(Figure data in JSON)

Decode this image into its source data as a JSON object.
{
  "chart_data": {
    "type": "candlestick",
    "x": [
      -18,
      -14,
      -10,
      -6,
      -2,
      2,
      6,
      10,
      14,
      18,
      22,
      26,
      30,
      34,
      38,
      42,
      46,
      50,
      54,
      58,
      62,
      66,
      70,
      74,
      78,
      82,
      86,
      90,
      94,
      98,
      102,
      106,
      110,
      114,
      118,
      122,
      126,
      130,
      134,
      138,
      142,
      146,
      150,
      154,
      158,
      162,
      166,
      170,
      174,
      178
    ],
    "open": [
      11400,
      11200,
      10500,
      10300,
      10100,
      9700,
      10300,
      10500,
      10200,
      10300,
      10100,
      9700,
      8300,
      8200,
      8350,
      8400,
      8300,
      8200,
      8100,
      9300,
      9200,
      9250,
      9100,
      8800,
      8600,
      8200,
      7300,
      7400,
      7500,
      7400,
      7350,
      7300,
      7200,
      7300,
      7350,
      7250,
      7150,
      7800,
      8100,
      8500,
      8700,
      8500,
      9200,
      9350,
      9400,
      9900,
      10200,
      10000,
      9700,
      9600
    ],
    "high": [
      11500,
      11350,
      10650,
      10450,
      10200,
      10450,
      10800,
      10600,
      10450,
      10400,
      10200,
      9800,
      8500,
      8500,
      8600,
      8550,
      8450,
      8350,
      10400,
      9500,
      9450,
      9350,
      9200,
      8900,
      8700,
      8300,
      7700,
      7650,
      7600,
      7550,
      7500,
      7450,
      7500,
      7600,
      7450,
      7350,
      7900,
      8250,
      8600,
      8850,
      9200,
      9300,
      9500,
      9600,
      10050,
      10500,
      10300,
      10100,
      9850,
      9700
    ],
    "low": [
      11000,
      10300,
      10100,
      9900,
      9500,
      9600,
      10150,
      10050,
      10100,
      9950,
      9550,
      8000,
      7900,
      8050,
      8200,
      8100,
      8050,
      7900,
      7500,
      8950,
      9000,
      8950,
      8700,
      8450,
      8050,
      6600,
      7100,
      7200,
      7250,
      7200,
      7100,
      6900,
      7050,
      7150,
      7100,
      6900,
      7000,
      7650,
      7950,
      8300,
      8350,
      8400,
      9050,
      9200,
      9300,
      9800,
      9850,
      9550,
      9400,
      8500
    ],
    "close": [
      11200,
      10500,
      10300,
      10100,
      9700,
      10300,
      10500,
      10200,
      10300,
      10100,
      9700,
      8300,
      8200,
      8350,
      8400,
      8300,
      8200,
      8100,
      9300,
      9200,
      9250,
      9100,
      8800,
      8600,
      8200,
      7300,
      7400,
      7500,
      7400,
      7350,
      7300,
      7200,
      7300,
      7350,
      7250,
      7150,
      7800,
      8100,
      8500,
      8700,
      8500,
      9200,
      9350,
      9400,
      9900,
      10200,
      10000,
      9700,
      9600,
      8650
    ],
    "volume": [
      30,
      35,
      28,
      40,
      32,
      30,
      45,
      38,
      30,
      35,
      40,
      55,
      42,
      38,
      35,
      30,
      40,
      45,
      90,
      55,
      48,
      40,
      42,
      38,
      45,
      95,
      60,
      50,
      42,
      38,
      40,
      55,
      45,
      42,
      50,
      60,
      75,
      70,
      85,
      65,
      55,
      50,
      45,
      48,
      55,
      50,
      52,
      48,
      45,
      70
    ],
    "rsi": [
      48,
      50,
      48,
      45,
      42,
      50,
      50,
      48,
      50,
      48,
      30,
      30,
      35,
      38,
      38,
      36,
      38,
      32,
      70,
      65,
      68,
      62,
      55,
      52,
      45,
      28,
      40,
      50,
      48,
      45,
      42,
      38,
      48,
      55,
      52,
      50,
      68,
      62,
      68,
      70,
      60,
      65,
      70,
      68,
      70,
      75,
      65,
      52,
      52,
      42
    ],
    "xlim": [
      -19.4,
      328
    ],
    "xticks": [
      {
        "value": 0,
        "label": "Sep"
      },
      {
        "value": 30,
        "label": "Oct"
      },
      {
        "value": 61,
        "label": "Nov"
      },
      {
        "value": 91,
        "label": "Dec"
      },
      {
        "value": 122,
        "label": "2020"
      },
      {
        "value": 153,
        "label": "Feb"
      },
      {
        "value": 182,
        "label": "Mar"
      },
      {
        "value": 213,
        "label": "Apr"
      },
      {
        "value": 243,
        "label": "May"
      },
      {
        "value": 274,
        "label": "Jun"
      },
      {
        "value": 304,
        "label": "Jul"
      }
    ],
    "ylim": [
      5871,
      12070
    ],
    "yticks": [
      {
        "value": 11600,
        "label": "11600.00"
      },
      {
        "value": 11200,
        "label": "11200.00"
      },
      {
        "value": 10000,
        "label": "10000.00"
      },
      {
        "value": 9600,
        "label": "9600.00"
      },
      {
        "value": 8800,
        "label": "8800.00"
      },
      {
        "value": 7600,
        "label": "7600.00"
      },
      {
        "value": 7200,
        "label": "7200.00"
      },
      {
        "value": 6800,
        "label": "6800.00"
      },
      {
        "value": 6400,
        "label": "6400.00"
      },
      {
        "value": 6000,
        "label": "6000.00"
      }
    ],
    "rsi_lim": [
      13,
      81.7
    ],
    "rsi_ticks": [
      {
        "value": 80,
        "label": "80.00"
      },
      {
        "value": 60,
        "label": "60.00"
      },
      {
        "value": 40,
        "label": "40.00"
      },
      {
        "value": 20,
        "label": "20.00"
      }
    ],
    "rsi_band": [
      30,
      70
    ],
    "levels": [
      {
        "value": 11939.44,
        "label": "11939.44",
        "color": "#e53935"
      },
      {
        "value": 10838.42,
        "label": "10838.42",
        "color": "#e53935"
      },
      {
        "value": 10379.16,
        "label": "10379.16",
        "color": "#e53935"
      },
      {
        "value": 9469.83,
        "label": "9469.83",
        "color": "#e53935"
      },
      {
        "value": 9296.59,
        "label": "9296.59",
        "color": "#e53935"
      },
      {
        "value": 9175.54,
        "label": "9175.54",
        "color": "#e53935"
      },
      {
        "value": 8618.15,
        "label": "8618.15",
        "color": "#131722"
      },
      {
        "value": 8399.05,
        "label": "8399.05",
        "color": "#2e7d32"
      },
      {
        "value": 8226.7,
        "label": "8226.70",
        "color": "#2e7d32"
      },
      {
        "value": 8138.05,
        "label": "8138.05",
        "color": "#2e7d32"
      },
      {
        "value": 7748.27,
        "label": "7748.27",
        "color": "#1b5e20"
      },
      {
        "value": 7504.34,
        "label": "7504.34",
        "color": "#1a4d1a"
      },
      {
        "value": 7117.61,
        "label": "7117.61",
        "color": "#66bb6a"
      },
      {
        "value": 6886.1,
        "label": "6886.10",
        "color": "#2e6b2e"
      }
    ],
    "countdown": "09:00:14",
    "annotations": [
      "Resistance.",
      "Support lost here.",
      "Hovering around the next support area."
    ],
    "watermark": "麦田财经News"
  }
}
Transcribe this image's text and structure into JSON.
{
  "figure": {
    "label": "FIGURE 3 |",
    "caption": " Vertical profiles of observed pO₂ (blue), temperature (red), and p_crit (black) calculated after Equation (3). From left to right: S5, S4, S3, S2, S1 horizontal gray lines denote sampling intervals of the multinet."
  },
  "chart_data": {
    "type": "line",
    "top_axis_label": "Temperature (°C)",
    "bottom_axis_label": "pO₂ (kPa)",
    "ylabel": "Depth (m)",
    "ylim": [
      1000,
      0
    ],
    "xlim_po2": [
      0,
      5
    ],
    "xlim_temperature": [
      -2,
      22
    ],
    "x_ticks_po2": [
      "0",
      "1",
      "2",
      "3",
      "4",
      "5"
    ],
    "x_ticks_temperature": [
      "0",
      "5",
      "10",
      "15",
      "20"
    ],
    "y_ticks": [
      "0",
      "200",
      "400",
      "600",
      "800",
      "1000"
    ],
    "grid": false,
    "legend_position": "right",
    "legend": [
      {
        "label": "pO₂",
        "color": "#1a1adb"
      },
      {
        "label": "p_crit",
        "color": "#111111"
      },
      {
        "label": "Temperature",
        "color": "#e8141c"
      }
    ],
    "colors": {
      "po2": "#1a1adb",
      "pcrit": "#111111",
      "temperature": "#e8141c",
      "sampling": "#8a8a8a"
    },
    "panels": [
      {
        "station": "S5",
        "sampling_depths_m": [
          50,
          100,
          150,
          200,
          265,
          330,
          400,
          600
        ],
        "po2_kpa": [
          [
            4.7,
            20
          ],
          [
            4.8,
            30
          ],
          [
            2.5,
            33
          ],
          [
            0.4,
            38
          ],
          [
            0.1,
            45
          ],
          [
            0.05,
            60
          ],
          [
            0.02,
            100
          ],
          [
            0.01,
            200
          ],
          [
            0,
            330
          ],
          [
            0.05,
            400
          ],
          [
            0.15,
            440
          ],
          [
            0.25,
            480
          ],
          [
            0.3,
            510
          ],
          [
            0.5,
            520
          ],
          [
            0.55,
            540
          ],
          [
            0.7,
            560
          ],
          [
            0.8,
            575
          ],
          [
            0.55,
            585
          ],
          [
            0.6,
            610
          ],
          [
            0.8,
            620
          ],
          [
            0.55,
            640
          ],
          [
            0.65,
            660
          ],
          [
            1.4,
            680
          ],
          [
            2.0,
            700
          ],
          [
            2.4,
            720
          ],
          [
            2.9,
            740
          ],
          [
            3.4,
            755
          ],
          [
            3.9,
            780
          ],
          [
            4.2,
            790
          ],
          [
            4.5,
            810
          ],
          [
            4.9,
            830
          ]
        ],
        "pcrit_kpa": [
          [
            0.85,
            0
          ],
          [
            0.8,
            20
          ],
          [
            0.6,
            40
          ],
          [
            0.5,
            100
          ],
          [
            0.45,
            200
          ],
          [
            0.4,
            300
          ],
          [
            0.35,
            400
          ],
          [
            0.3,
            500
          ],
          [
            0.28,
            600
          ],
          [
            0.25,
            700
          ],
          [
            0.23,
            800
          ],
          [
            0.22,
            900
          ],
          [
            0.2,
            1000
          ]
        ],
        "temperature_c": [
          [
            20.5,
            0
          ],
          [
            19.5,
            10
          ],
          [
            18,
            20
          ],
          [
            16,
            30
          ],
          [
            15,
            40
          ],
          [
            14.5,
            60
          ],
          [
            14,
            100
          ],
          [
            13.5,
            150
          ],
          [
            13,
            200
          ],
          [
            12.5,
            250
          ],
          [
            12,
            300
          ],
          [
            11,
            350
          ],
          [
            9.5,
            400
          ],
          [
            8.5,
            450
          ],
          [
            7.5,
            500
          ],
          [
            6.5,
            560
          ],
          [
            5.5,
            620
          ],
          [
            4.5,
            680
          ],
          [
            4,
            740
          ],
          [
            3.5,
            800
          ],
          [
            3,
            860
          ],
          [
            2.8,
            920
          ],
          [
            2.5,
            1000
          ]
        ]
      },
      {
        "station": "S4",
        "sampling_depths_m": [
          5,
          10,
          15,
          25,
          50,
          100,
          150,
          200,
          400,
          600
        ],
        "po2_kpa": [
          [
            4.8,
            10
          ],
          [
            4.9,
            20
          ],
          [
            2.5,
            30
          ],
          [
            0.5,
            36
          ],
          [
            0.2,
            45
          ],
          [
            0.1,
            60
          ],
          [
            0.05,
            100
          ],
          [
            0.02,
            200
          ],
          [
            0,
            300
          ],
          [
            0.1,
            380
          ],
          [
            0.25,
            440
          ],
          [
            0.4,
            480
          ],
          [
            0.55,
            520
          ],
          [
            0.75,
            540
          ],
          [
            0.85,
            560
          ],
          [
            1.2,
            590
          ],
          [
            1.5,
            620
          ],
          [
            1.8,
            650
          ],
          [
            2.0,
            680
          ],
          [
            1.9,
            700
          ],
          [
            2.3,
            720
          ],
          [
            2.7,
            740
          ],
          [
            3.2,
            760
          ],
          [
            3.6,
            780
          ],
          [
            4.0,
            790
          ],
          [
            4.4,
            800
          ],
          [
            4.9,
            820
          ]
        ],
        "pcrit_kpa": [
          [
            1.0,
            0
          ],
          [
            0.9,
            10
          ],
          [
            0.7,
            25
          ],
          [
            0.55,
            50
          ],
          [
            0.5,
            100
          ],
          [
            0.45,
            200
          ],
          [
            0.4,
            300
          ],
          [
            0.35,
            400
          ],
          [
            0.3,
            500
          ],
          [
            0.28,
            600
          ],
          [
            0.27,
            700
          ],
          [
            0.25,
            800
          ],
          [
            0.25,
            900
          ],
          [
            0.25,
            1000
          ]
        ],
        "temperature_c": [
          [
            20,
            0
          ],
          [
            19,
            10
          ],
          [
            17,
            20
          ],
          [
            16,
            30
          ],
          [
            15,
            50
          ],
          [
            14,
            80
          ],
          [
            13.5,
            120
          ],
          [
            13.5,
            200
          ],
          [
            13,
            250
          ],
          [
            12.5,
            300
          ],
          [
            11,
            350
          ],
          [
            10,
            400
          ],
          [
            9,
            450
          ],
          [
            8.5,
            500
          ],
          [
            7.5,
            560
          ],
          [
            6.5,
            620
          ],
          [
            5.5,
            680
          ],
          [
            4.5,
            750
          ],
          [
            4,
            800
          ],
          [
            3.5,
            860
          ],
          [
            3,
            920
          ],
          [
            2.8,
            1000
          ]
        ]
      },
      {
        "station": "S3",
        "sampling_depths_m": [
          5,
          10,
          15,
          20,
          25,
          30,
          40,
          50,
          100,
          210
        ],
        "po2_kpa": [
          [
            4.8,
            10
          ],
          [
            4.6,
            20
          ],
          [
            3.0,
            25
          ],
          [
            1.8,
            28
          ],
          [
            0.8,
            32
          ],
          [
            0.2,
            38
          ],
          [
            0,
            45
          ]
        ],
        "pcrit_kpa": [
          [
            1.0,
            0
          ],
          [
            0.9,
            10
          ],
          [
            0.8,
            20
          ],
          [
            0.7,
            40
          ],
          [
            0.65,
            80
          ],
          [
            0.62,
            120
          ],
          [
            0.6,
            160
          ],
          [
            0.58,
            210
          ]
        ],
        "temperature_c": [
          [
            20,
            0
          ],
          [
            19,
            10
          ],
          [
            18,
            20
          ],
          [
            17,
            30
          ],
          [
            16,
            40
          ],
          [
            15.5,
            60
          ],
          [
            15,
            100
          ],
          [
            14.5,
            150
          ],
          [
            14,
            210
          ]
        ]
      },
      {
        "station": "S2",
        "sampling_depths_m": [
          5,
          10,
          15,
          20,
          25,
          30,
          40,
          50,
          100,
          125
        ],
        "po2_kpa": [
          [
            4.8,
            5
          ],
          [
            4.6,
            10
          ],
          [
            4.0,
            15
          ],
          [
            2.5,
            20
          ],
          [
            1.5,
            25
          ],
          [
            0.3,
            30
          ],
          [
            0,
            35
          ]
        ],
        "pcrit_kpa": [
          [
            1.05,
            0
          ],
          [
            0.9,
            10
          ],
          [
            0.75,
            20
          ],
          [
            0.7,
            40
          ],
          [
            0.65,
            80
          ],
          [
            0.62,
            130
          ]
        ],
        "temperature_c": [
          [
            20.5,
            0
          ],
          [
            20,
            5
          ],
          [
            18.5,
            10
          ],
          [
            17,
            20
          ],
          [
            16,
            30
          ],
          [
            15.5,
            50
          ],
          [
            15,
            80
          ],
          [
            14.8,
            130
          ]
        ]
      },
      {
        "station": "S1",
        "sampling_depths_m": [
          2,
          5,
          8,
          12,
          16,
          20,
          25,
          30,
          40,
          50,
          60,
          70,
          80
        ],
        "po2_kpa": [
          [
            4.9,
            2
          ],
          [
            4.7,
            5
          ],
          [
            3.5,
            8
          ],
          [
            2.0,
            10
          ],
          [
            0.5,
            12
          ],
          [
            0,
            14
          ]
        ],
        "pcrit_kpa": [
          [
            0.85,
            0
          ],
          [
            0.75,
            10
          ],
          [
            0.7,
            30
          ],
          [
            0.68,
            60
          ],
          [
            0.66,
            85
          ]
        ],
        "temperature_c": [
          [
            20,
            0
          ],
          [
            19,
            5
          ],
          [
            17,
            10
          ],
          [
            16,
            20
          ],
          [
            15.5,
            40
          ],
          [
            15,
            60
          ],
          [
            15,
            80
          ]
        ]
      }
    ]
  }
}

TASK REQUIREMENTS
Going through the entries above, tally each line that has the word "image". Answer with the number only.

RESPONSE
2